§ **Problem requirements**: Locate every line in the records below that contains the string "Definicije", matching case exactly, and copy each of those lines.

Layout records:

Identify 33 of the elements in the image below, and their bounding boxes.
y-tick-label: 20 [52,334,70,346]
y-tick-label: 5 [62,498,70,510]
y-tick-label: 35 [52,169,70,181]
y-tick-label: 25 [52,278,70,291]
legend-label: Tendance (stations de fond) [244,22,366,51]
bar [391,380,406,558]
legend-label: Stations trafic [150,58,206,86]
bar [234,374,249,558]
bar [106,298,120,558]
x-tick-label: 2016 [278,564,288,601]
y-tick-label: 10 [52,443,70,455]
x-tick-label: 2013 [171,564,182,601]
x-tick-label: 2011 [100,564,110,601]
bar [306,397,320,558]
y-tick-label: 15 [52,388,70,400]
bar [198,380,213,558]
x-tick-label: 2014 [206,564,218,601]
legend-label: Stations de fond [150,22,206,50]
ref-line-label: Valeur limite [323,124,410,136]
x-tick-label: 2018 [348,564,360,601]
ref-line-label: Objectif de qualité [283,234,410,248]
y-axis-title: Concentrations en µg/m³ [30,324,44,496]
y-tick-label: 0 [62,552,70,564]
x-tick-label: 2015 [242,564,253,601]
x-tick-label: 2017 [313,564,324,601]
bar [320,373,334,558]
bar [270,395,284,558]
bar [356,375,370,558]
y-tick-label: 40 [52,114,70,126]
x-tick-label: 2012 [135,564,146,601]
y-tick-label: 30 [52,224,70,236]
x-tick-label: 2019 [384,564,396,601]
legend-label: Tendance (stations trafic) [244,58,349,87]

---

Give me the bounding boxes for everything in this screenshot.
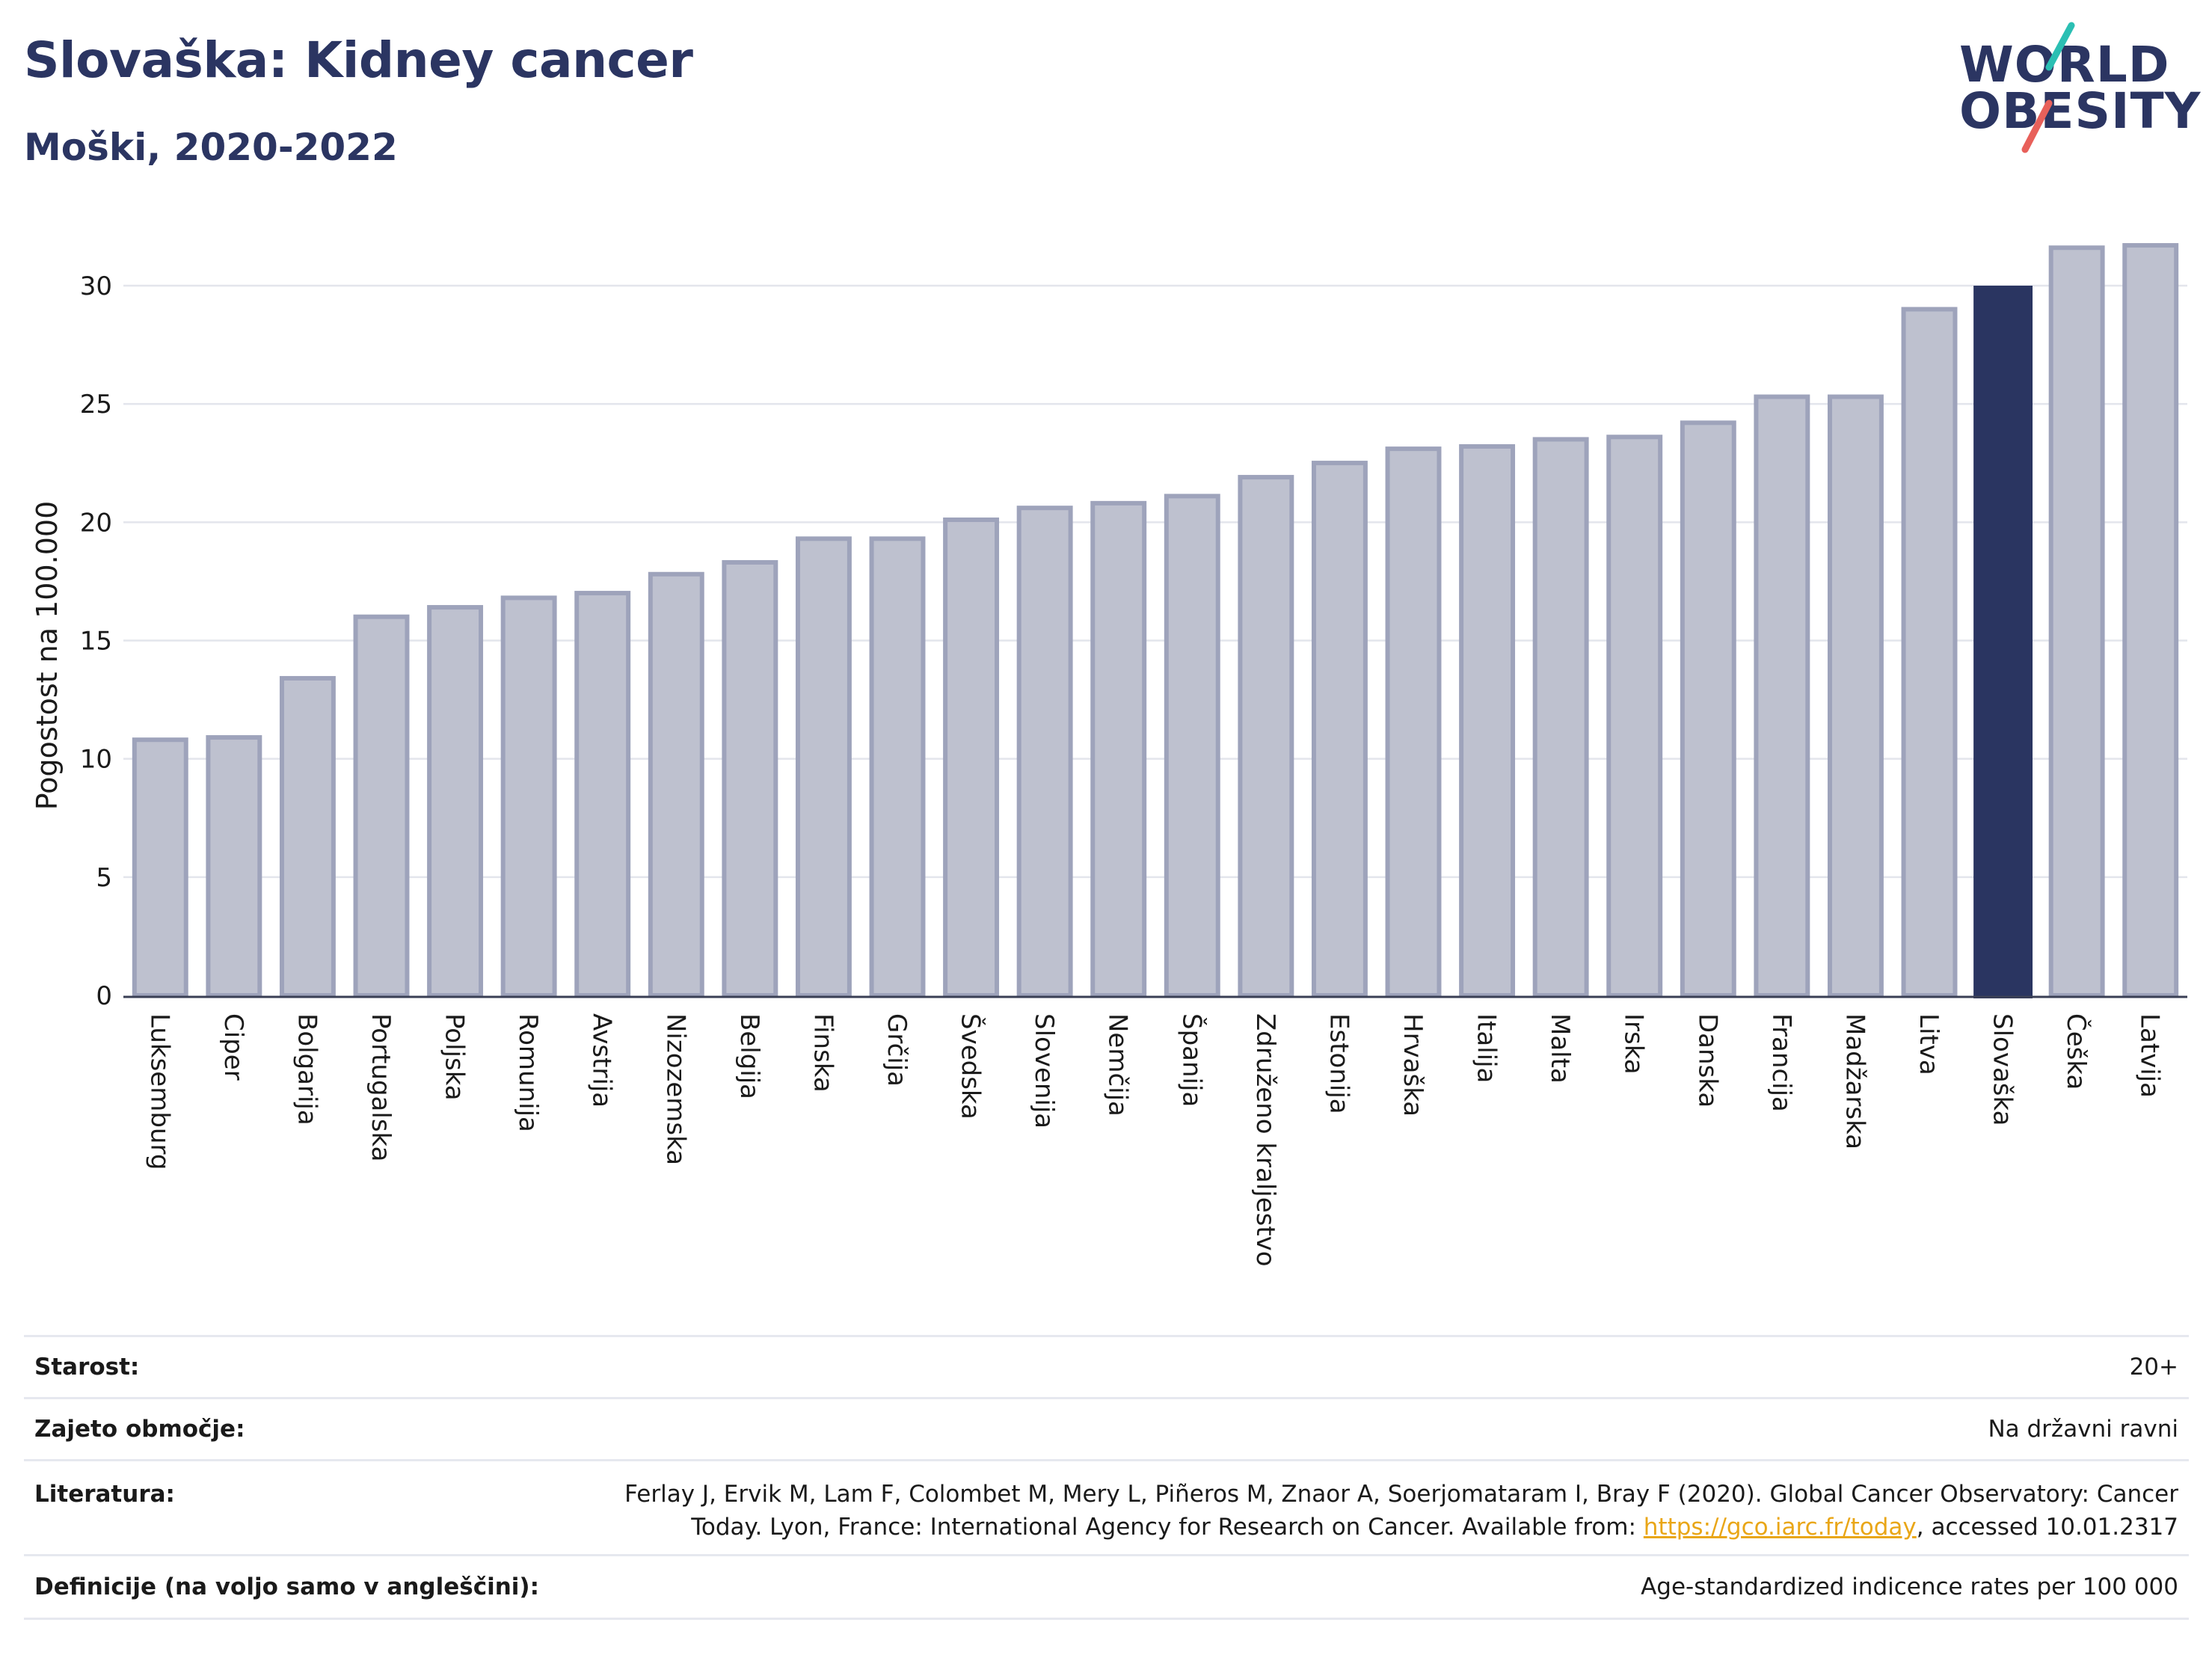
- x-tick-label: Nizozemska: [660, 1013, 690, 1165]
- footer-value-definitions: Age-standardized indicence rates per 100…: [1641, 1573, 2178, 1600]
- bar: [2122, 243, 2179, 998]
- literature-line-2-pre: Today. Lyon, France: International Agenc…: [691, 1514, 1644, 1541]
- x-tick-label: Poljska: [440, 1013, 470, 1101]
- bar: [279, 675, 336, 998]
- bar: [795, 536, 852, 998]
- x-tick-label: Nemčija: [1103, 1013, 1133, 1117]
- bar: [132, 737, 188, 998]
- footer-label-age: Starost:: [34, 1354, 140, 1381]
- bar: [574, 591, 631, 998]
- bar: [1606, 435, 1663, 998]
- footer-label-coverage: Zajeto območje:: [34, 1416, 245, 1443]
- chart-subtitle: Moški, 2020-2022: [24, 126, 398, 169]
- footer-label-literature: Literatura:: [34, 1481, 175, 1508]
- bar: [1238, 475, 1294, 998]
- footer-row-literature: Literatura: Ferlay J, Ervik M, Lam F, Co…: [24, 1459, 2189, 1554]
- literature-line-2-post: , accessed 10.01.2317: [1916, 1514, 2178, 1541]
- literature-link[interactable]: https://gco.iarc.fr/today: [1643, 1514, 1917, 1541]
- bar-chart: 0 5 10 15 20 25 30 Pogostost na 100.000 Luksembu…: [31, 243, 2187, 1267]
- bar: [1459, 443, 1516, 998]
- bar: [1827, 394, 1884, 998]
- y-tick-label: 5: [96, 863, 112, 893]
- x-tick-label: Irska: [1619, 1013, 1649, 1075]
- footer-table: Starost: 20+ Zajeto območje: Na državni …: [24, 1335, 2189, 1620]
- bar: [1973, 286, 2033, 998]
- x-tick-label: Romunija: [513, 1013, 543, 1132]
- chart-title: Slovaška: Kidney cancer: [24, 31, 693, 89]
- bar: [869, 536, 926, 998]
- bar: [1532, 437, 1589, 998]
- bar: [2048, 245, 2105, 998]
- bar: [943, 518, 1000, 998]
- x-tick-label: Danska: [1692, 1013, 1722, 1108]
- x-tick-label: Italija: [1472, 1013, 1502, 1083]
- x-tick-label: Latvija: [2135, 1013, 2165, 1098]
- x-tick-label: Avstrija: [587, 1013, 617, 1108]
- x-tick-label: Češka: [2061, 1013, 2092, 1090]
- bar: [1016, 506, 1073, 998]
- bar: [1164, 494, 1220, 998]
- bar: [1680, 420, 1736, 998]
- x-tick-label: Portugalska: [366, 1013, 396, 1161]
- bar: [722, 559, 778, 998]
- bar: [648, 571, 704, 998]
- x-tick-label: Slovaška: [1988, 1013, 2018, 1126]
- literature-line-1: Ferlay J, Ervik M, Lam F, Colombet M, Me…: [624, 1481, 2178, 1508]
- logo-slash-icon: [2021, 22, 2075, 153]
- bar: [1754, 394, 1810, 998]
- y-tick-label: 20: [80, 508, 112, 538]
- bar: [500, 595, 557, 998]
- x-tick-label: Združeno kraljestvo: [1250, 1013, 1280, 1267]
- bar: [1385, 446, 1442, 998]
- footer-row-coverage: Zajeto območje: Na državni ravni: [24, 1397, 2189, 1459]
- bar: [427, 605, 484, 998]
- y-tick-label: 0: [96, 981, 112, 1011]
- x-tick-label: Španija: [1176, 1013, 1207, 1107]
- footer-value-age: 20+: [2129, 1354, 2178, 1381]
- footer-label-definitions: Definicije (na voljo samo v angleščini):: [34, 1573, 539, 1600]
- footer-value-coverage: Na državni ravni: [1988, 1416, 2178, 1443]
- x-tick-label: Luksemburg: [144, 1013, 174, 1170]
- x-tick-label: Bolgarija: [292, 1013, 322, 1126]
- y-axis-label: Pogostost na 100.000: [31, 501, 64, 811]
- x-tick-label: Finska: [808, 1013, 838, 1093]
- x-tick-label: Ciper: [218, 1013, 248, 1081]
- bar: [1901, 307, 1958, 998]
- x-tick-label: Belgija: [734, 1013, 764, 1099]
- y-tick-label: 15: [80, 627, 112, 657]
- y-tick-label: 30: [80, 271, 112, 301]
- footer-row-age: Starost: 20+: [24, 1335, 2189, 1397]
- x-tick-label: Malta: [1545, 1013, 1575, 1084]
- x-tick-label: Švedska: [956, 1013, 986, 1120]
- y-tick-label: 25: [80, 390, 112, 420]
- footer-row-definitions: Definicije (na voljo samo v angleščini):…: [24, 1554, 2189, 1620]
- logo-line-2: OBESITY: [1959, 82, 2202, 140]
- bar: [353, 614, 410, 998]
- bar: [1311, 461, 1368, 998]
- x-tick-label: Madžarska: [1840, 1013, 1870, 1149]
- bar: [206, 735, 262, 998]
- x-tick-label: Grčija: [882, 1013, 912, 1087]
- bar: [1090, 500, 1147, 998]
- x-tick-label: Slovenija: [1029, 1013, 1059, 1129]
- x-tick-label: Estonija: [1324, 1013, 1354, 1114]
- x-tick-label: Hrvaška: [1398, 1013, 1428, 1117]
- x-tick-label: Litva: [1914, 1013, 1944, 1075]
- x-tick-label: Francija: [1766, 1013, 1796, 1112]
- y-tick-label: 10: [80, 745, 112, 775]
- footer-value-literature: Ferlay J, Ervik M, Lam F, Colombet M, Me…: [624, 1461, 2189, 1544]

§ **Response to this exercise**:
- footer-label-definitions: Definicije (na voljo samo v angleščini):: [34, 1573, 539, 1600]
- footer-row-definitions: Definicije (na voljo samo v angleščini):…: [24, 1554, 2189, 1620]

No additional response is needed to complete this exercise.